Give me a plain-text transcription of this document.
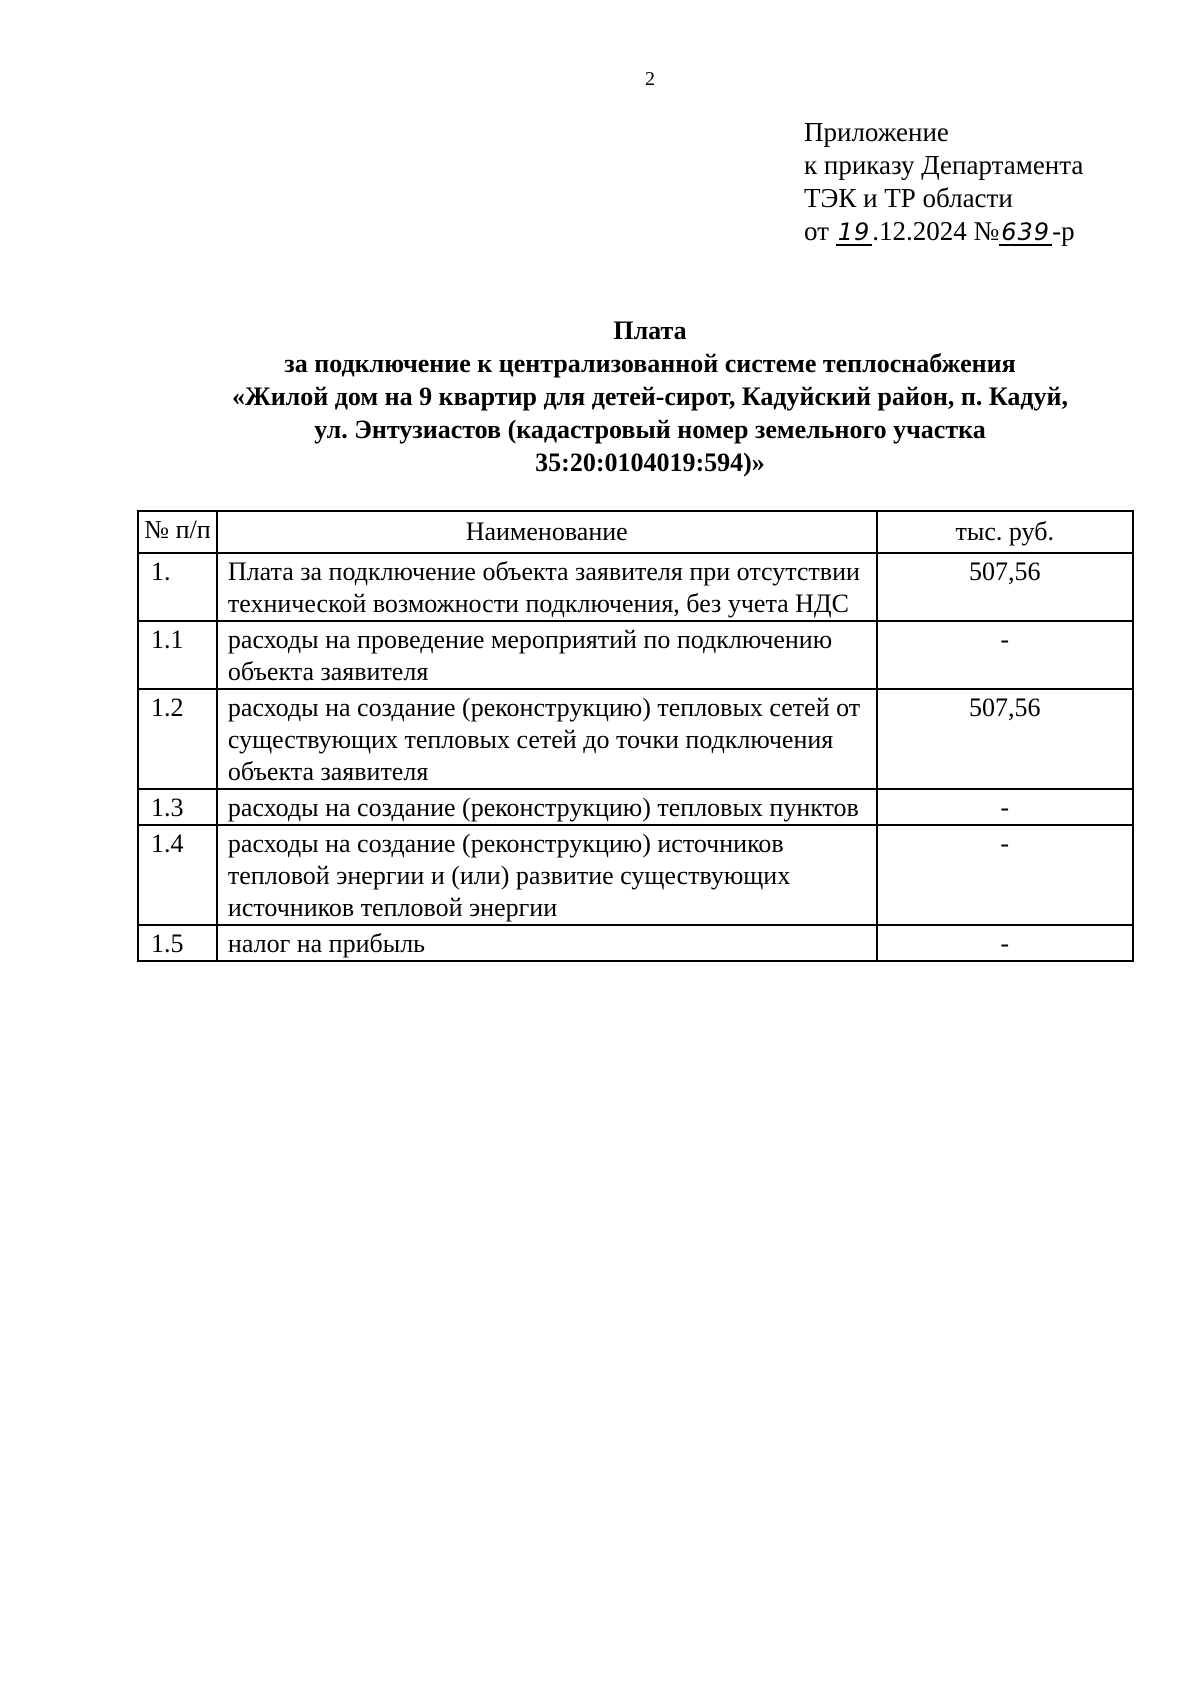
2
Приложение
к приказу Департамента
ТЭК и ТР области
от 19.12.2024 №639-р
Плата
за подключение к централизованной системе теплоснабжения
«Жилой дом на 9 квартир для детей-сирот, Кадуйский район, п. Кадуй,
ул. Энтузиастов (кадастровый номер земельного участка
35:20:0104019:594)»
№ п/п	Наименование	тыс. руб.
1.	Плата за подключение объекта заявителя при отсутствии технической возможности подключения, без учета НДС	507,56
1.1	расходы на проведение мероприятий по подключению объекта заявителя	-
1.2	расходы на создание (реконструкцию) тепловых сетей от существующих тепловых сетей до точки подключения объекта заявителя	507,56
1.3	расходы на создание (реконструкцию) тепловых пунктов	-
1.4	расходы на создание (реконструкцию) источников тепловой энергии и (или) развитие существующих источников тепловой энергии	-
1.5	налог на прибыль	-
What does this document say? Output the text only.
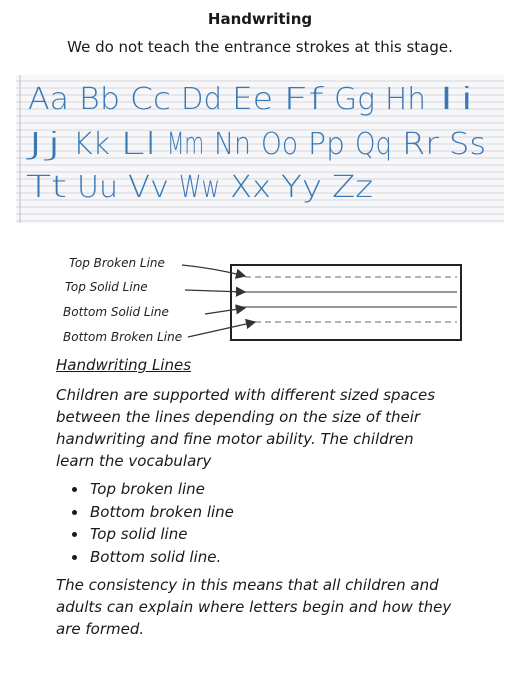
Handwriting
We do not teach the entrance strokes at this stage.
Aa Bb Cc Dd Ee Ff Gg Hh Ii
Jj Kk Ll Mm Nn Oo Pp Qq Rr Ss
Tt Uu Vv Ww Xx Yy Zz
Top Broken Line
Top Solid Line
Bottom Solid Line
Bottom Broken Line
Handwriting Lines
Children are supported with different sized spaces between the lines depending on the size of their handwriting and fine motor ability. The children learn the vocabulary
• Top broken line
• Bottom broken line
• Top solid line
• Bottom solid line.
The consistency in this means that all children and adults can explain where letters begin and how they are formed.
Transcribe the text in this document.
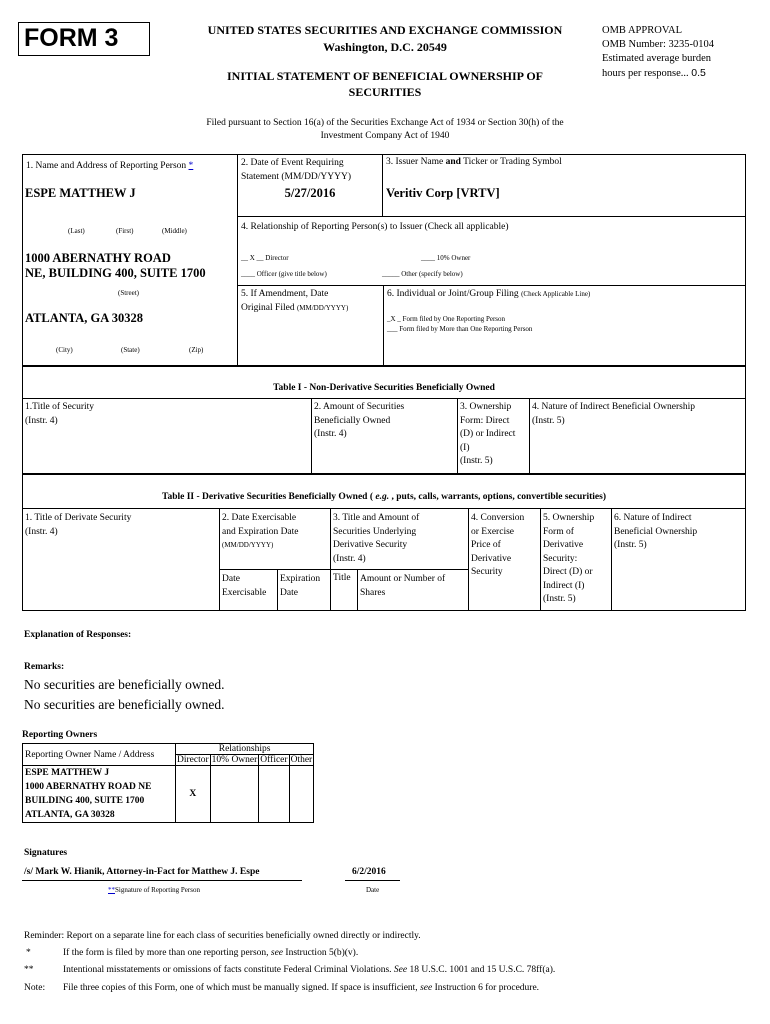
FORM 3	UNITED STATES SECURITIES AND EXCHANGE COMMISSION
Washington, D.C. 20549
INITIAL STATEMENT OF BENEFICIAL OWNERSHIP OF
SECURITIES
OMB APPROVAL
OMB Number: 3235-0104
Estimated average burden
hours per response... 0.5
Filed pursuant to Section 16(a) of the Securities Exchange Act of 1934 or Section 30(h) of the
Investment Company Act of 1940
1. Name and Address of Reporting Person *
ESPE MATTHEW J
(Last)	(First)	(Middle)
1000 ABERNATHY ROAD
NE, BUILDING 400, SUITE 1700
(Street)
ATLANTA, GA 30328
(City)	(State)	(Zip)
2. Date of Event Requiring
Statement (MM/DD/YYYY)
5/27/2016
3. Issuer Name and Ticker or Trading Symbol
Veritiv Corp [VRTV]
4. Relationship of Reporting Person(s) to Issuer (Check all applicable)
__ X __ Director	____ 10% Owner
____ Officer (give title below)	_____ Other (specify below)
5. If Amendment, Date
Original Filed (MM/DD/YYYY)
6. Individual or Joint/Group Filing (Check Applicable Line)
_X _ Form filed by One Reporting Person
___ Form filed by More than One Reporting Person
Table I - Non-Derivative Securities Beneficially Owned
1.Title of Security
(Instr. 4)
2. Amount of Securities
Beneficially Owned
(Instr. 4)
3. Ownership
Form: Direct
(D) or Indirect
(I)
(Instr. 5)
4. Nature of Indirect Beneficial Ownership
(Instr. 5)
Table II - Derivative Securities Beneficially Owned ( e.g. , puts, calls, warrants, options, convertible securities)
1. Title of Derivate Security
(Instr. 4)
2. Date Exercisable
and Expiration Date
(MM/DD/YYYY)
Date
Exercisable
Expiration
Date
3. Title and Amount of
Securities Underlying
Derivative Security
(Instr. 4)
Title Amount or Number of
Shares
4. Conversion
or Exercise
Price of
Derivative
Security
5. Ownership
Form of
Derivative
Security:
Direct (D) or
Indirect (I)
(Instr. 5)
6. Nature of Indirect
Beneficial Ownership
(Instr. 5)
Explanation of Responses:
Remarks:
No securities are beneficially owned.
No securities are beneficially owned.
Reporting Owners
Reporting Owner Name / Address	Relationships			
	Director	10% Owner	Officer	Other

ESPE MATTHEW J
1000 ABERNATHY ROAD NE
BUILDING 400, SUITE 1700
ATLANTA, GA 30328	X			
Signatures
/s/ Mark W. Hianik, Attorney-in-Fact for Matthew J. Espe	6/2/2016
**Signature of Reporting Person	Date
Reminder: Report on a separate line for each class of securities beneficially owned directly or indirectly.
*	If the form is filed by more than one reporting person, see Instruction 5(b)(v).
**	Intentional misstatements or omissions of facts constitute Federal Criminal Violations. See 18 U.S.C. 1001 and 15 U.S.C. 78ff(a).
Note: File three copies of this Form, one of which must be manually signed. If space is insufficient, see Instruction 6 for procedure.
------
◆ **Problem statement**:
Count the lines of the material that include the word "YYYY", then report only the total.

◆ **Task result**:
3